### [Task]
In the copy, include every entry exactly but none of the images.

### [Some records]
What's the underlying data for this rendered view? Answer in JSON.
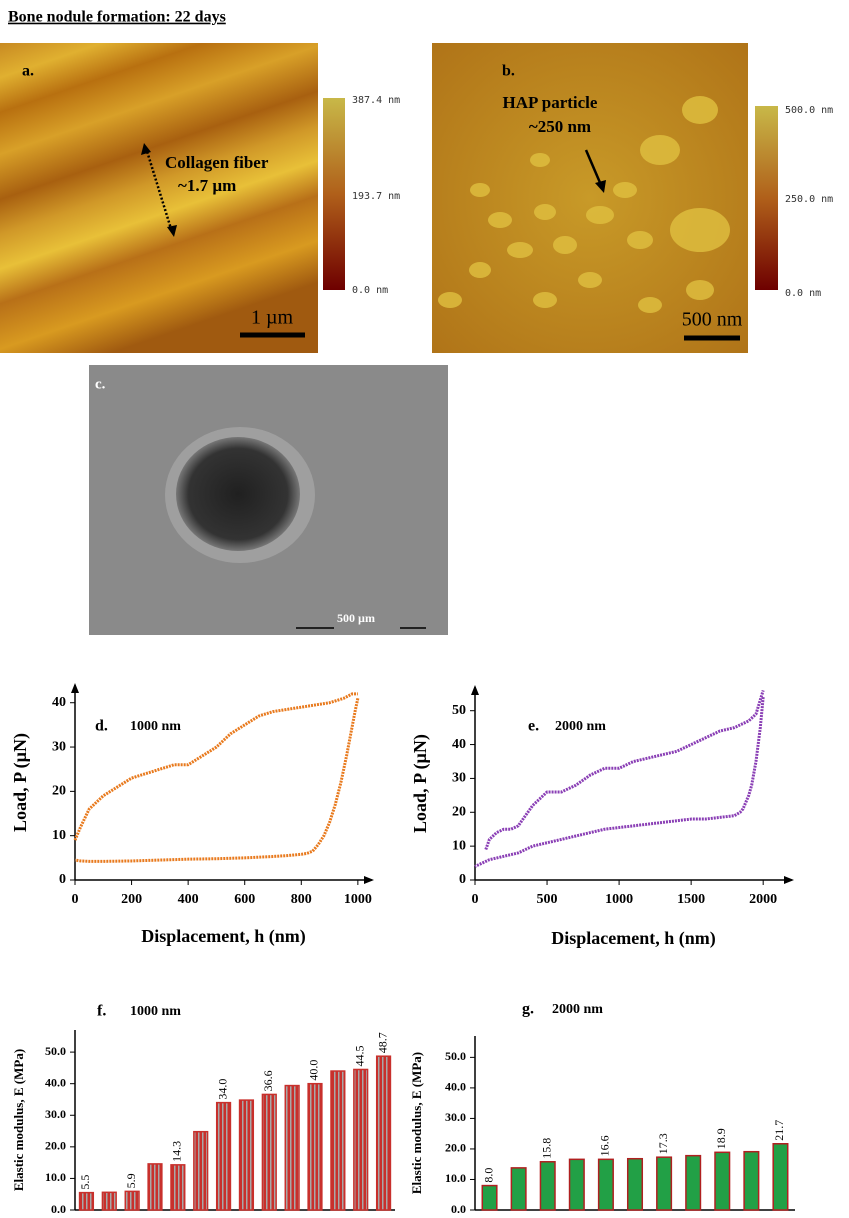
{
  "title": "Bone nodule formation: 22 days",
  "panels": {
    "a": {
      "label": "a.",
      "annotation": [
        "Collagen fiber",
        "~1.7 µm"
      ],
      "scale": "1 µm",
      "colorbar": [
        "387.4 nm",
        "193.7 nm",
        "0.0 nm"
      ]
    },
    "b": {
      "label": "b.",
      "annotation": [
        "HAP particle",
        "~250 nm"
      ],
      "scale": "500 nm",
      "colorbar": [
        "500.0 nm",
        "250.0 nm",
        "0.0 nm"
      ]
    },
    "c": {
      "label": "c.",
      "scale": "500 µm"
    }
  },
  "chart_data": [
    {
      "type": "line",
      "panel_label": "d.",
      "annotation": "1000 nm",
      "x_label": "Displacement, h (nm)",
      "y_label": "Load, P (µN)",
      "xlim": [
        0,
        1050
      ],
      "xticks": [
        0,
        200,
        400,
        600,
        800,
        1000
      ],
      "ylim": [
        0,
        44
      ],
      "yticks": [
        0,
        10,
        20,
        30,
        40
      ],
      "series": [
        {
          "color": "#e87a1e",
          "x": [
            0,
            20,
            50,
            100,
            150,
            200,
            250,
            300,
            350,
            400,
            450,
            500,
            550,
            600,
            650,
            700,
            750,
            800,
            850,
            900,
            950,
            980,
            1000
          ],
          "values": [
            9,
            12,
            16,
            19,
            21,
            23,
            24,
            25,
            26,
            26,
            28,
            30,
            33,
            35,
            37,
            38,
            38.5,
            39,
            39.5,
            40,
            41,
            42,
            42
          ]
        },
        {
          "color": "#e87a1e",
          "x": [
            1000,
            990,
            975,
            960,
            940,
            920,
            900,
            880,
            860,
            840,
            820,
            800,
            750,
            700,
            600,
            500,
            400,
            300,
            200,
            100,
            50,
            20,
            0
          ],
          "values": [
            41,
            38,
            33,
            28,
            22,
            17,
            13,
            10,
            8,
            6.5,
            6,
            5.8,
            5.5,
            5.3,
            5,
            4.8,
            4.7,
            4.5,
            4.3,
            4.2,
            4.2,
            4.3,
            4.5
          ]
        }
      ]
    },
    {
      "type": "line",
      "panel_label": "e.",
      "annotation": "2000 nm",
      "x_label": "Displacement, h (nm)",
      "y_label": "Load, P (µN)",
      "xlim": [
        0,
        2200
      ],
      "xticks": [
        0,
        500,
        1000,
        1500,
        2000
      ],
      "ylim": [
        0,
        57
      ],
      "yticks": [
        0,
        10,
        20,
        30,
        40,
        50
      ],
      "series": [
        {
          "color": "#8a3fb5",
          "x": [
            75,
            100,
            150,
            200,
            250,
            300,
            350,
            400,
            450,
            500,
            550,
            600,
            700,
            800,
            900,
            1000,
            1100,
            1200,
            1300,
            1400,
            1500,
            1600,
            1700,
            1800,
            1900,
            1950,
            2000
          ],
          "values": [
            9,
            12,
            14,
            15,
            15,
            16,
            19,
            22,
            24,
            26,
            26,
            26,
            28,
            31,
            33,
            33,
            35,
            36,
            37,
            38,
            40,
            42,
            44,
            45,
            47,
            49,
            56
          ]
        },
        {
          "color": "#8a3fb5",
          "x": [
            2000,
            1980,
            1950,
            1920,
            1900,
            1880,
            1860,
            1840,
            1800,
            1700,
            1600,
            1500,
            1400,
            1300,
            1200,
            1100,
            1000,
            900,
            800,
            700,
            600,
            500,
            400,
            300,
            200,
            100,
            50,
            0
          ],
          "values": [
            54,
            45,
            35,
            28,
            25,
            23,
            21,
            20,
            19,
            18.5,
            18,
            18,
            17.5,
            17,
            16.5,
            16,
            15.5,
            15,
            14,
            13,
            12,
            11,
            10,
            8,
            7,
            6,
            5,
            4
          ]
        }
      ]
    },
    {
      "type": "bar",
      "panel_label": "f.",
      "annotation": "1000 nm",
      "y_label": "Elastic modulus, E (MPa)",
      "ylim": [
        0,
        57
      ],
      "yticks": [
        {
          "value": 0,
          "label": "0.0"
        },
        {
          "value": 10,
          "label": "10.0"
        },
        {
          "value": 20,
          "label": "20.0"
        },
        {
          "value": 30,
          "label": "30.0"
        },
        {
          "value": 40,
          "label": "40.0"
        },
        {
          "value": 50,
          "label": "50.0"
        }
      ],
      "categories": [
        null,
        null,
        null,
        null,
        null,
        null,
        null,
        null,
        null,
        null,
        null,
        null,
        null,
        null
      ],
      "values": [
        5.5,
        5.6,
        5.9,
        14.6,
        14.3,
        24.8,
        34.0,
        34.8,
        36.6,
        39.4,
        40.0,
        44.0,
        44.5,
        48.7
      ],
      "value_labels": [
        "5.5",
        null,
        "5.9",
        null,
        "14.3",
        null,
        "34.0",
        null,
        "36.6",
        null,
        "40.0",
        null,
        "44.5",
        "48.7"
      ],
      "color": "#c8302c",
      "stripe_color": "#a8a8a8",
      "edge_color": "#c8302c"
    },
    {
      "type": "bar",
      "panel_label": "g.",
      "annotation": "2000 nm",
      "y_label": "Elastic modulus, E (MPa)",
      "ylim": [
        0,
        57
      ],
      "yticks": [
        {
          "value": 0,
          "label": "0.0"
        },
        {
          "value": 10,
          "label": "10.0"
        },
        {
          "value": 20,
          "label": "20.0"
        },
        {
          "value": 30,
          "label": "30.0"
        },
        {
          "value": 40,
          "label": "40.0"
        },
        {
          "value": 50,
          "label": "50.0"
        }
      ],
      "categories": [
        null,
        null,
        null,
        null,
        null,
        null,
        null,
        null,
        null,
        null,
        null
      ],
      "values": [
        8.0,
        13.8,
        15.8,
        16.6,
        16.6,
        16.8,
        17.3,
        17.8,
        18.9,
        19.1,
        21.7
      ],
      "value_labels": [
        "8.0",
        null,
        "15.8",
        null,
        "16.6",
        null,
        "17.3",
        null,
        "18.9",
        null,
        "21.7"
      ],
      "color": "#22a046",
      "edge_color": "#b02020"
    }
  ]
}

### [Correct response]
What's the underlying data for this rendered view? Answer in JSON.
{
  "title": "Bone nodule formation: 22 days",
  "panels": {
    "a": {
      "label": "a.",
      "annotation": [
        "Collagen fiber",
        "~1.7 µm"
      ],
      "scale": "1 µm",
      "colorbar": [
        "387.4 nm",
        "193.7 nm",
        "0.0 nm"
      ]
    },
    "b": {
      "label": "b.",
      "annotation": [
        "HAP particle",
        "~250 nm"
      ],
      "scale": "500 nm",
      "colorbar": [
        "500.0 nm",
        "250.0 nm",
        "0.0 nm"
      ]
    },
    "c": {
      "label": "c.",
      "scale": "500 µm"
    }
  },
  "chart_data": [
    {
      "type": "line",
      "panel_label": "d.",
      "annotation": "1000 nm",
      "x_label": "Displacement, h (nm)",
      "y_label": "Load, P (µN)",
      "xlim": [
        0,
        1050
      ],
      "xticks": [
        0,
        200,
        400,
        600,
        800,
        1000
      ],
      "ylim": [
        0,
        44
      ],
      "yticks": [
        0,
        10,
        20,
        30,
        40
      ],
      "series": [
        {
          "color": "#e87a1e",
          "x": [
            0,
            20,
            50,
            100,
            150,
            200,
            250,
            300,
            350,
            400,
            450,
            500,
            550,
            600,
            650,
            700,
            750,
            800,
            850,
            900,
            950,
            980,
            1000
          ],
          "values": [
            9,
            12,
            16,
            19,
            21,
            23,
            24,
            25,
            26,
            26,
            28,
            30,
            33,
            35,
            37,
            38,
            38.5,
            39,
            39.5,
            40,
            41,
            42,
            42
          ]
        },
        {
          "color": "#e87a1e",
          "x": [
            1000,
            990,
            975,
            960,
            940,
            920,
            900,
            880,
            860,
            840,
            820,
            800,
            750,
            700,
            600,
            500,
            400,
            300,
            200,
            100,
            50,
            20,
            0
          ],
          "values": [
            41,
            38,
            33,
            28,
            22,
            17,
            13,
            10,
            8,
            6.5,
            6,
            5.8,
            5.5,
            5.3,
            5,
            4.8,
            4.7,
            4.5,
            4.3,
            4.2,
            4.2,
            4.3,
            4.5
          ]
        }
      ]
    },
    {
      "type": "line",
      "panel_label": "e.",
      "annotation": "2000 nm",
      "x_label": "Displacement, h (nm)",
      "y_label": "Load, P (µN)",
      "xlim": [
        0,
        2200
      ],
      "xticks": [
        0,
        500,
        1000,
        1500,
        2000
      ],
      "ylim": [
        0,
        57
      ],
      "yticks": [
        0,
        10,
        20,
        30,
        40,
        50
      ],
      "series": [
        {
          "color": "#8a3fb5",
          "x": [
            75,
            100,
            150,
            200,
            250,
            300,
            350,
            400,
            450,
            500,
            550,
            600,
            700,
            800,
            900,
            1000,
            1100,
            1200,
            1300,
            1400,
            1500,
            1600,
            1700,
            1800,
            1900,
            1950,
            2000
          ],
          "values": [
            9,
            12,
            14,
            15,
            15,
            16,
            19,
            22,
            24,
            26,
            26,
            26,
            28,
            31,
            33,
            33,
            35,
            36,
            37,
            38,
            40,
            42,
            44,
            45,
            47,
            49,
            56
          ]
        },
        {
          "color": "#8a3fb5",
          "x": [
            2000,
            1980,
            1950,
            1920,
            1900,
            1880,
            1860,
            1840,
            1800,
            1700,
            1600,
            1500,
            1400,
            1300,
            1200,
            1100,
            1000,
            900,
            800,
            700,
            600,
            500,
            400,
            300,
            200,
            100,
            50,
            0
          ],
          "values": [
            54,
            45,
            35,
            28,
            25,
            23,
            21,
            20,
            19,
            18.5,
            18,
            18,
            17.5,
            17,
            16.5,
            16,
            15.5,
            15,
            14,
            13,
            12,
            11,
            10,
            8,
            7,
            6,
            5,
            4
          ]
        }
      ]
    },
    {
      "type": "bar",
      "panel_label": "f.",
      "annotation": "1000 nm",
      "y_label": "Elastic modulus, E (MPa)",
      "ylim": [
        0,
        57
      ],
      "yticks": [
        {
          "value": 0,
          "label": "0.0"
        },
        {
          "value": 10,
          "label": "10.0"
        },
        {
          "value": 20,
          "label": "20.0"
        },
        {
          "value": 30,
          "label": "30.0"
        },
        {
          "value": 40,
          "label": "40.0"
        },
        {
          "value": 50,
          "label": "50.0"
        }
      ],
      "categories": [
        null,
        null,
        null,
        null,
        null,
        null,
        null,
        null,
        null,
        null,
        null,
        null,
        null,
        null
      ],
      "values": [
        5.5,
        5.6,
        5.9,
        14.6,
        14.3,
        24.8,
        34.0,
        34.8,
        36.6,
        39.4,
        40.0,
        44.0,
        44.5,
        48.7
      ],
      "value_labels": [
        "5.5",
        null,
        "5.9",
        null,
        "14.3",
        null,
        "34.0",
        null,
        "36.6",
        null,
        "40.0",
        null,
        "44.5",
        "48.7"
      ],
      "color": "#c8302c",
      "stripe_color": "#a8a8a8",
      "edge_color": "#c8302c"
    },
    {
      "type": "bar",
      "panel_label": "g.",
      "annotation": "2000 nm",
      "y_label": "Elastic modulus, E (MPa)",
      "ylim": [
        0,
        57
      ],
      "yticks": [
        {
          "value": 0,
          "label": "0.0"
        },
        {
          "value": 10,
          "label": "10.0"
        },
        {
          "value": 20,
          "label": "20.0"
        },
        {
          "value": 30,
          "label": "30.0"
        },
        {
          "value": 40,
          "label": "40.0"
        },
        {
          "value": 50,
          "label": "50.0"
        }
      ],
      "categories": [
        null,
        null,
        null,
        null,
        null,
        null,
        null,
        null,
        null,
        null,
        null
      ],
      "values": [
        8.0,
        13.8,
        15.8,
        16.6,
        16.6,
        16.8,
        17.3,
        17.8,
        18.9,
        19.1,
        21.7
      ],
      "value_labels": [
        "8.0",
        null,
        "15.8",
        null,
        "16.6",
        null,
        "17.3",
        null,
        "18.9",
        null,
        "21.7"
      ],
      "color": "#22a046",
      "edge_color": "#b02020"
    }
  ]
}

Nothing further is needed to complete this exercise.